§ TASK TO COMPLETE
The answer is one number: how many lines in the data below hold "image".

§ GIVEN INFORMATION
..............................

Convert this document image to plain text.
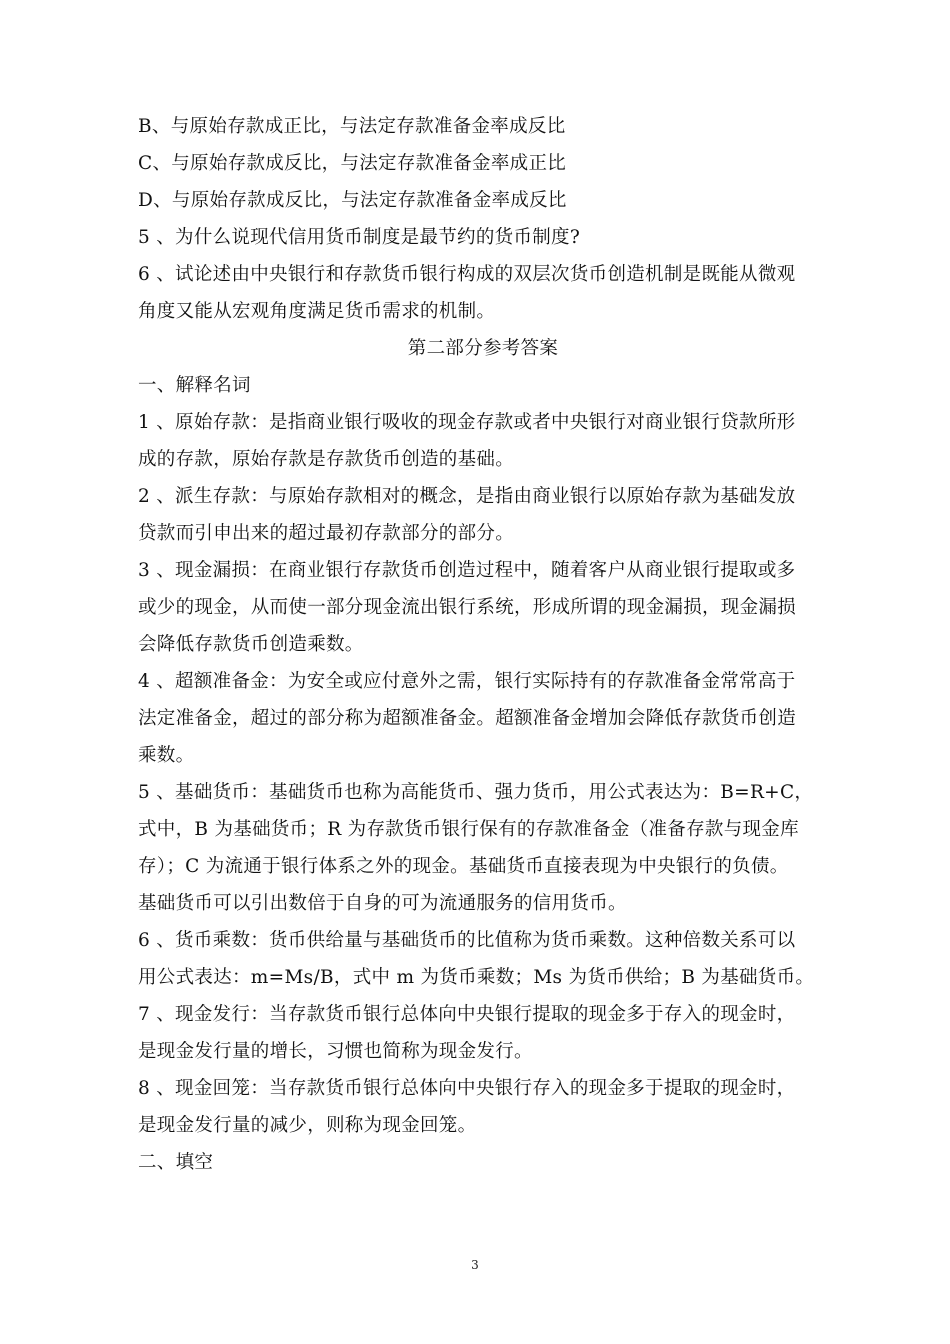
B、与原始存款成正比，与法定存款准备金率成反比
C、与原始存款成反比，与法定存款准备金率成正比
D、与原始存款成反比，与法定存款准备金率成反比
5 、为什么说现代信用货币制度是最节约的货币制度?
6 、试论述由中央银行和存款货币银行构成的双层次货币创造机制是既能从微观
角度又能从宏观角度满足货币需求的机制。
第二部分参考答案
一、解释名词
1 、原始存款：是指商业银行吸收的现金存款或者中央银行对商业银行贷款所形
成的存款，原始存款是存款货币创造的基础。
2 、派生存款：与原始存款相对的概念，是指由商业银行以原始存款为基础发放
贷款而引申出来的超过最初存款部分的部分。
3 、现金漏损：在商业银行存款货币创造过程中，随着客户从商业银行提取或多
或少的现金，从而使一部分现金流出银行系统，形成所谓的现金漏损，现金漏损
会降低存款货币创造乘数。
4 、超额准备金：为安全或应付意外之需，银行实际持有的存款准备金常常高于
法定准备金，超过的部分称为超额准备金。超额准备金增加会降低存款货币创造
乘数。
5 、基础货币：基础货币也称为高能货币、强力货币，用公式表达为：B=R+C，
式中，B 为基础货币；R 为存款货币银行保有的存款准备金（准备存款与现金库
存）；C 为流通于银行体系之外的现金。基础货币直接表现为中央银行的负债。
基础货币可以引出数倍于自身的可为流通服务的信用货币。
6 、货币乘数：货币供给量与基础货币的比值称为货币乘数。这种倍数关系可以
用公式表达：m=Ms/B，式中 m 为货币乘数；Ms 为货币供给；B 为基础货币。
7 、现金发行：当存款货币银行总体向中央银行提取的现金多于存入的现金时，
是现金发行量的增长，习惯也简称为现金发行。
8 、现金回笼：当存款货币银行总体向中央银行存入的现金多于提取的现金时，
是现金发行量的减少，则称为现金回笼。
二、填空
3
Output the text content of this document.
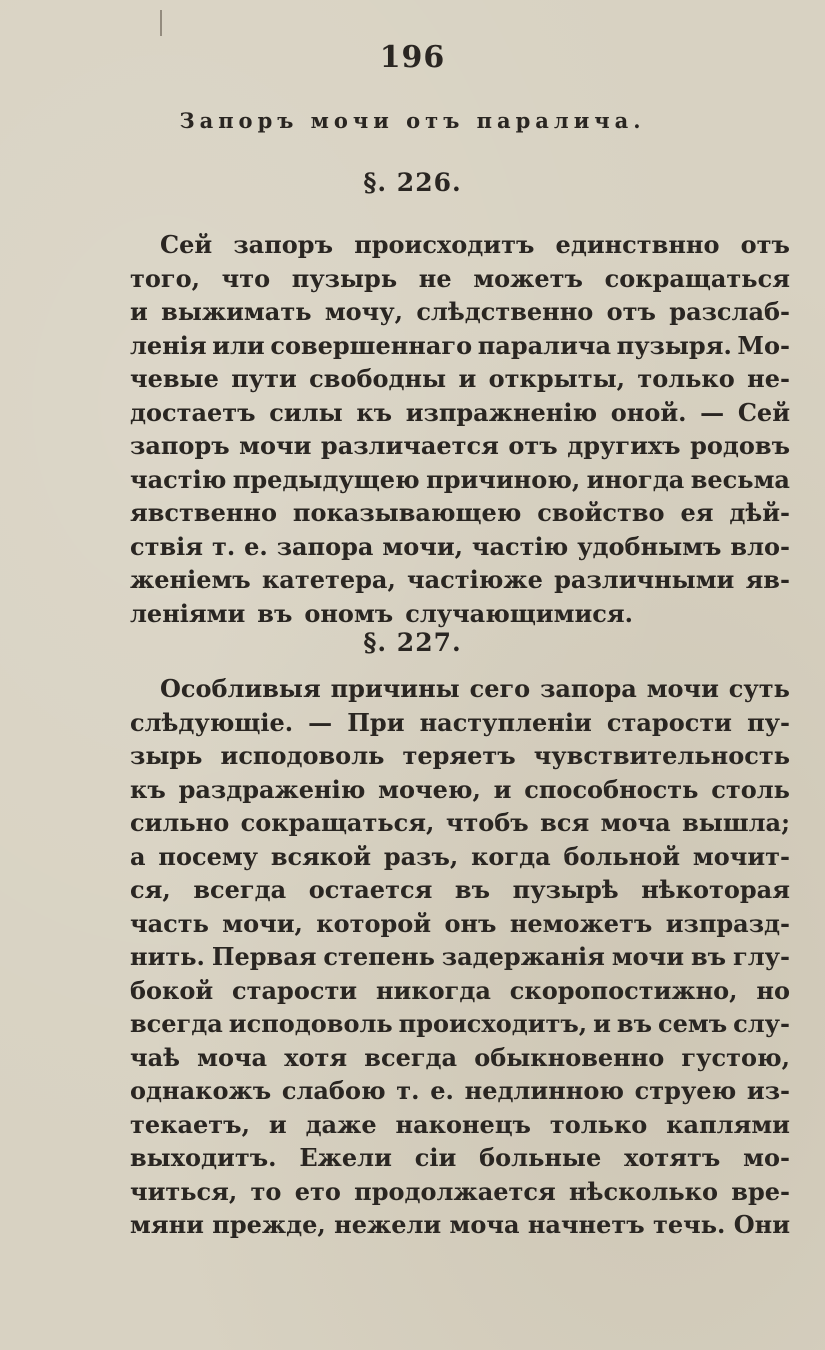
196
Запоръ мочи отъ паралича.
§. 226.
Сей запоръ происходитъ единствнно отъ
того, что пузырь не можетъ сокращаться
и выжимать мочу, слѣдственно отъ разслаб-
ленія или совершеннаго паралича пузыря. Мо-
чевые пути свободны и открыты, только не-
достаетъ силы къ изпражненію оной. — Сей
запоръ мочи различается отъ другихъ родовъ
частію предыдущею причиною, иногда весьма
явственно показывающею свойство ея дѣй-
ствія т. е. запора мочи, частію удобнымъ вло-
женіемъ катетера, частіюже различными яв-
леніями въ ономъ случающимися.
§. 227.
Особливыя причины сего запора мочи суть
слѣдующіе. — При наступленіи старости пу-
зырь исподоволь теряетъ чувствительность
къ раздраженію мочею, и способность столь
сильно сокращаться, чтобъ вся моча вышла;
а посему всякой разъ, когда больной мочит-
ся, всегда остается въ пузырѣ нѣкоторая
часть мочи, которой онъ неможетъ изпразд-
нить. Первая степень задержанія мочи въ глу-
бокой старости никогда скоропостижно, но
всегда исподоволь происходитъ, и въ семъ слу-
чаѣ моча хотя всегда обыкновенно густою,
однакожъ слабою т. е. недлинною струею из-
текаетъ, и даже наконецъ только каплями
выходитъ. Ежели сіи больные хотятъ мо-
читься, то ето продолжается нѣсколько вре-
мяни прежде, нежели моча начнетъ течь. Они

..............................

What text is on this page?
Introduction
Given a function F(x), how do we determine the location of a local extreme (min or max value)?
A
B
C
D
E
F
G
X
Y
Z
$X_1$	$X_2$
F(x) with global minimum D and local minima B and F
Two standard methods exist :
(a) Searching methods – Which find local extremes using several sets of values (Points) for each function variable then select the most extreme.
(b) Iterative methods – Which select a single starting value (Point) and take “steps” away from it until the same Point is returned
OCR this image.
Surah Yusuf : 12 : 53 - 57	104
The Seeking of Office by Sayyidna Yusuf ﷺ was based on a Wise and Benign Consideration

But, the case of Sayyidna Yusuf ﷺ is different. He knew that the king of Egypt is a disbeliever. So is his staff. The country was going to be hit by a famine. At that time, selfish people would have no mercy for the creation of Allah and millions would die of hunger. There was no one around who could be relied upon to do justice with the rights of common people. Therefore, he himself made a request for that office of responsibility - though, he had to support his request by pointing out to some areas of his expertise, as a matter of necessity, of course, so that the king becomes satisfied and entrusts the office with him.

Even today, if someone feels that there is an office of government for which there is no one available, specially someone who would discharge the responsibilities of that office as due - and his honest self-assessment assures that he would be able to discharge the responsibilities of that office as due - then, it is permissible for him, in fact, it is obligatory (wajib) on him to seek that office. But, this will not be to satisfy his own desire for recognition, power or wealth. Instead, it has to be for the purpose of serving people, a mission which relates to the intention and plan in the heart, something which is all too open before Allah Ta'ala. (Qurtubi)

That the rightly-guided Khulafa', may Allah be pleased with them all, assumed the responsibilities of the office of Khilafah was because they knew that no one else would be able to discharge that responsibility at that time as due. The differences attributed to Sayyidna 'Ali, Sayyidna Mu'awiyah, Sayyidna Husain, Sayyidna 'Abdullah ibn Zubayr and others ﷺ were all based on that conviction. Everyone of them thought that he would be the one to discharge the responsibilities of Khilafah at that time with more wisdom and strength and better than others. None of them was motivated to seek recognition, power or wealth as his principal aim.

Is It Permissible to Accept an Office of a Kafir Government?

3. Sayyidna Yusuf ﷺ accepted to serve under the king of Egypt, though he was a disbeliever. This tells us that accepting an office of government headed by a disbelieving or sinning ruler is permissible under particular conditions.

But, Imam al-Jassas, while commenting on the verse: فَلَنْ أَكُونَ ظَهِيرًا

..............................

§ FULL ANSWER
2